Stored records:
* * * * * * * * *
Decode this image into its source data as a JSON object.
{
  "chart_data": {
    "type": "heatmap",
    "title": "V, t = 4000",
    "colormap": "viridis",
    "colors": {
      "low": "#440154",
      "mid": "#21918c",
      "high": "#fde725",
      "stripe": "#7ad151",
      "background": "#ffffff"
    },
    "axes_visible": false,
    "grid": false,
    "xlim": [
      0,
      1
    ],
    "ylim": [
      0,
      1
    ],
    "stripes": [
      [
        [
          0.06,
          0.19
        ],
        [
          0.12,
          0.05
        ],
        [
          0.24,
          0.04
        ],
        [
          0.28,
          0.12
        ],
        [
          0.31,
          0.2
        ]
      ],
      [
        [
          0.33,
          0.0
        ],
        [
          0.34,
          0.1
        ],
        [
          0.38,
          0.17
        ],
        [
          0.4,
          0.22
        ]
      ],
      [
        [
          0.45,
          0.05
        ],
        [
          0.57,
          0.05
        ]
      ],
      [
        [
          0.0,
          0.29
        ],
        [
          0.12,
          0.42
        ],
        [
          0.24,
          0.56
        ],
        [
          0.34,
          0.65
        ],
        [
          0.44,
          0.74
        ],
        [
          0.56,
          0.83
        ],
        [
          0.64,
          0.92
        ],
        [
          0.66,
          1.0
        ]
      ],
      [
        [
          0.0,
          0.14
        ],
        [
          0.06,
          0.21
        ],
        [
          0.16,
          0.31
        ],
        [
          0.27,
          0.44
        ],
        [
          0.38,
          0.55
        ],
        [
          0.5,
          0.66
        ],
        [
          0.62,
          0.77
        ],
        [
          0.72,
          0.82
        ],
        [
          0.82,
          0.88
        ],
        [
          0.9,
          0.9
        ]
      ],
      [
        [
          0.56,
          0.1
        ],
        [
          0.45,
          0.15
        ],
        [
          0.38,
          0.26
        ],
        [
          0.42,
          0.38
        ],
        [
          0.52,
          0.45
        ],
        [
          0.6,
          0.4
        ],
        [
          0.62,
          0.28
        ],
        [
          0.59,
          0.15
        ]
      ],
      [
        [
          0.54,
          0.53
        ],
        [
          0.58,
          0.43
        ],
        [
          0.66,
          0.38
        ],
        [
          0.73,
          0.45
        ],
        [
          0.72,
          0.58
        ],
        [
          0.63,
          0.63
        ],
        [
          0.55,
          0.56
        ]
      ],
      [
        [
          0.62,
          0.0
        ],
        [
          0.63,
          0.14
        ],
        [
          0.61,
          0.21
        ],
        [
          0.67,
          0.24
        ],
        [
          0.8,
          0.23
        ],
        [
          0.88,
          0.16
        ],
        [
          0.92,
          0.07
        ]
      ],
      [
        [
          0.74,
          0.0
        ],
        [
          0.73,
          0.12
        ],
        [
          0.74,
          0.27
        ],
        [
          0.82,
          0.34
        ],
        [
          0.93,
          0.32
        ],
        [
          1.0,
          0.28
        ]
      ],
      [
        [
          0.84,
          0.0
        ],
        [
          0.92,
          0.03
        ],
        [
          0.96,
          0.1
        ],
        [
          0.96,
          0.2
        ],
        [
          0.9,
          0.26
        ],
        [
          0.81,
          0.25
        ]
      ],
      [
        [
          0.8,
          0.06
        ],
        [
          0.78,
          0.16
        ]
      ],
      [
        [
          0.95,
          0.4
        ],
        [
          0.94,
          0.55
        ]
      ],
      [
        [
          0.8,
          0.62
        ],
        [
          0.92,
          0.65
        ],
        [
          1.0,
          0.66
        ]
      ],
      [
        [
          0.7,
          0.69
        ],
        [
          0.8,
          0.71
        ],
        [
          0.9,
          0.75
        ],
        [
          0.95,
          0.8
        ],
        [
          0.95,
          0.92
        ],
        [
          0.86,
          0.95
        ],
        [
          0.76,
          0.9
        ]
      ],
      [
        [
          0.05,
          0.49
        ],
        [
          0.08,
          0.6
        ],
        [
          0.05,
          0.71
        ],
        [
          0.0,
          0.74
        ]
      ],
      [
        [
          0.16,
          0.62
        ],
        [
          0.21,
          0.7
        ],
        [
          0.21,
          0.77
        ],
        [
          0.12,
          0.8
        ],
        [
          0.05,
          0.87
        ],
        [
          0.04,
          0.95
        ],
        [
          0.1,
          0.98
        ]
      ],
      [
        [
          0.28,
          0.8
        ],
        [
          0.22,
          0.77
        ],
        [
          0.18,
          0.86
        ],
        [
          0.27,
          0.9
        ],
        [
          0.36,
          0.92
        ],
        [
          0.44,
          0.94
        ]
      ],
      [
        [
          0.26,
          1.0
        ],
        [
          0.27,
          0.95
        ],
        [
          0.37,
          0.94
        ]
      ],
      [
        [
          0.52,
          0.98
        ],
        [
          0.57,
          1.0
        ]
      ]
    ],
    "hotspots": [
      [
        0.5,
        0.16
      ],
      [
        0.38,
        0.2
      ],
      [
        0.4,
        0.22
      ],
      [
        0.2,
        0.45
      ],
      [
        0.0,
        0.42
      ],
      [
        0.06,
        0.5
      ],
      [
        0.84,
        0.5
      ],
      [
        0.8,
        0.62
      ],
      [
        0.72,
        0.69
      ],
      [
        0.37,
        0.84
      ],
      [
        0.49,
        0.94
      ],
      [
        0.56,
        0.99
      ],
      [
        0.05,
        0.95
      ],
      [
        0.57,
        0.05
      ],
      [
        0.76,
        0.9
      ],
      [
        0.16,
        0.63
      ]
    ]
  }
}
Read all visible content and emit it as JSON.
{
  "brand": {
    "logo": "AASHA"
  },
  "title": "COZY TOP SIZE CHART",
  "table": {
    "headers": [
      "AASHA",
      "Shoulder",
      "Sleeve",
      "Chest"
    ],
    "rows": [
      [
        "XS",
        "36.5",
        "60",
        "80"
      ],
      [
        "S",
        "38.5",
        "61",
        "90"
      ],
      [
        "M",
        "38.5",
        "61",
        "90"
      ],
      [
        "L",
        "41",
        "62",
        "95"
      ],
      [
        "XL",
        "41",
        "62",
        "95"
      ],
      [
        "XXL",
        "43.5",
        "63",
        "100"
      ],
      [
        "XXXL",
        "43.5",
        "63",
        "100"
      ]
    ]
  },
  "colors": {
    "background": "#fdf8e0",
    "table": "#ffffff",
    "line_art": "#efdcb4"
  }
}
* * * * * * * * *
_Goal of the exercise_
Type out the entries again, word for word.

_Expected output_
Decode this image into its source data as a JSON object.
{
  "chart_data": {
    "type": "heatmap",
    "title": "V, t = 4000",
    "colormap": "viridis",
    "colors": {
      "low": "#440154",
      "mid": "#21918c",
      "high": "#fde725",
      "stripe": "#7ad151",
      "background": "#ffffff"
    },
    "axes_visible": false,
    "grid": false,
    "xlim": [
      0,
      1
    ],
    "ylim": [
      0,
      1
    ],
    "stripes": [
      [
        [
          0.06,
          0.19
        ],
        [
          0.12,
          0.05
        ],
        [
          0.24,
          0.04
        ],
        [
          0.28,
          0.12
        ],
        [
          0.31,
          0.2
        ]
      ],
      [
        [
          0.33,
          0.0
        ],
        [
          0.34,
          0.1
        ],
        [
          0.38,
          0.17
        ],
        [
          0.4,
          0.22
        ]
      ],
      [
        [
          0.45,
          0.05
        ],
        [
          0.57,
          0.05
        ]
      ],
      [
        [
          0.0,
          0.29
        ],
        [
          0.12,
          0.42
        ],
        [
          0.24,
          0.56
        ],
        [
          0.34,
          0.65
        ],
        [
          0.44,
          0.74
        ],
        [
          0.56,
          0.83
        ],
        [
          0.64,
          0.92
        ],
        [
          0.66,
          1.0
        ]
      ],
      [
        [
          0.0,
          0.14
        ],
        [
          0.06,
          0.21
        ],
        [
          0.16,
          0.31
        ],
        [
          0.27,
          0.44
        ],
        [
          0.38,
          0.55
        ],
        [
          0.5,
          0.66
        ],
        [
          0.62,
          0.77
        ],
        [
          0.72,
          0.82
        ],
        [
          0.82,
          0.88
        ],
        [
          0.9,
          0.9
        ]
      ],
      [
        [
          0.56,
          0.1
        ],
        [
          0.45,
          0.15
        ],
        [
          0.38,
          0.26
        ],
        [
          0.42,
          0.38
        ],
        [
          0.52,
          0.45
        ],
        [
          0.6,
          0.4
        ],
        [
          0.62,
          0.28
        ],
        [
          0.59,
          0.15
        ]
      ],
      [
        [
          0.54,
          0.53
        ],
        [
          0.58,
          0.43
        ],
        [
          0.66,
          0.38
        ],
        [
          0.73,
          0.45
        ],
        [
          0.72,
          0.58
        ],
        [
          0.63,
          0.63
        ],
        [
          0.55,
          0.56
        ]
      ],
      [
        [
          0.62,
          0.0
        ],
        [
          0.63,
          0.14
        ],
        [
          0.61,
          0.21
        ],
        [
          0.67,
          0.24
        ],
        [
          0.8,
          0.23
        ],
        [
          0.88,
          0.16
        ],
        [
          0.92,
          0.07
        ]
      ],
      [
        [
          0.74,
          0.0
        ],
        [
          0.73,
          0.12
        ],
        [
          0.74,
          0.27
        ],
        [
          0.82,
          0.34
        ],
        [
          0.93,
          0.32
        ],
        [
          1.0,
          0.28
        ]
      ],
      [
        [
          0.84,
          0.0
        ],
        [
          0.92,
          0.03
        ],
        [
          0.96,
          0.1
        ],
        [
          0.96,
          0.2
        ],
        [
          0.9,
          0.26
        ],
        [
          0.81,
          0.25
        ]
      ],
      [
        [
          0.8,
          0.06
        ],
        [
          0.78,
          0.16
        ]
      ],
      [
        [
          0.95,
          0.4
        ],
        [
          0.94,
          0.55
        ]
      ],
      [
        [
          0.8,
          0.62
        ],
        [
          0.92,
          0.65
        ],
        [
          1.0,
          0.66
        ]
      ],
      [
        [
          0.7,
          0.69
        ],
        [
          0.8,
          0.71
        ],
        [
          0.9,
          0.75
        ],
        [
          0.95,
          0.8
        ],
        [
          0.95,
          0.92
        ],
        [
          0.86,
          0.95
        ],
        [
          0.76,
          0.9
        ]
      ],
      [
        [
          0.05,
          0.49
        ],
        [
          0.08,
          0.6
        ],
        [
          0.05,
          0.71
        ],
        [
          0.0,
          0.74
        ]
      ],
      [
        [
          0.16,
          0.62
        ],
        [
          0.21,
          0.7
        ],
        [
          0.21,
          0.77
        ],
        [
          0.12,
          0.8
        ],
        [
          0.05,
          0.87
        ],
        [
          0.04,
          0.95
        ],
        [
          0.1,
          0.98
        ]
      ],
      [
        [
          0.28,
          0.8
        ],
        [
          0.22,
          0.77
        ],
        [
          0.18,
          0.86
        ],
        [
          0.27,
          0.9
        ],
        [
          0.36,
          0.92
        ],
        [
          0.44,
          0.94
        ]
      ],
      [
        [
          0.26,
          1.0
        ],
        [
          0.27,
          0.95
        ],
        [
          0.37,
          0.94
        ]
      ],
      [
        [
          0.52,
          0.98
        ],
        [
          0.57,
          1.0
        ]
      ]
    ],
    "hotspots": [
      [
        0.5,
        0.16
      ],
      [
        0.38,
        0.2
      ],
      [
        0.4,
        0.22
      ],
      [
        0.2,
        0.45
      ],
      [
        0.0,
        0.42
      ],
      [
        0.06,
        0.5
      ],
      [
        0.84,
        0.5
      ],
      [
        0.8,
        0.62
      ],
      [
        0.72,
        0.69
      ],
      [
        0.37,
        0.84
      ],
      [
        0.49,
        0.94
      ],
      [
        0.56,
        0.99
      ],
      [
        0.05,
        0.95
      ],
      [
        0.57,
        0.05
      ],
      [
        0.76,
        0.9
      ],
      [
        0.16,
        0.63
      ]
    ]
  }
}
Read all visible content and emit it as JSON.
{
  "brand": {
    "logo": "AASHA"
  },
  "title": "COZY TOP SIZE CHART",
  "table": {
    "headers": [
      "AASHA",
      "Shoulder",
      "Sleeve",
      "Chest"
    ],
    "rows": [
      [
        "XS",
        "36.5",
        "60",
        "80"
      ],
      [
        "S",
        "38.5",
        "61",
        "90"
      ],
      [
        "M",
        "38.5",
        "61",
        "90"
      ],
      [
        "L",
        "41",
        "62",
        "95"
      ],
      [
        "XL",
        "41",
        "62",
        "95"
      ],
      [
        "XXL",
        "43.5",
        "63",
        "100"
      ],
      [
        "XXXL",
        "43.5",
        "63",
        "100"
      ]
    ]
  },
  "colors": {
    "background": "#fdf8e0",
    "table": "#ffffff",
    "line_art": "#efdcb4"
  }
}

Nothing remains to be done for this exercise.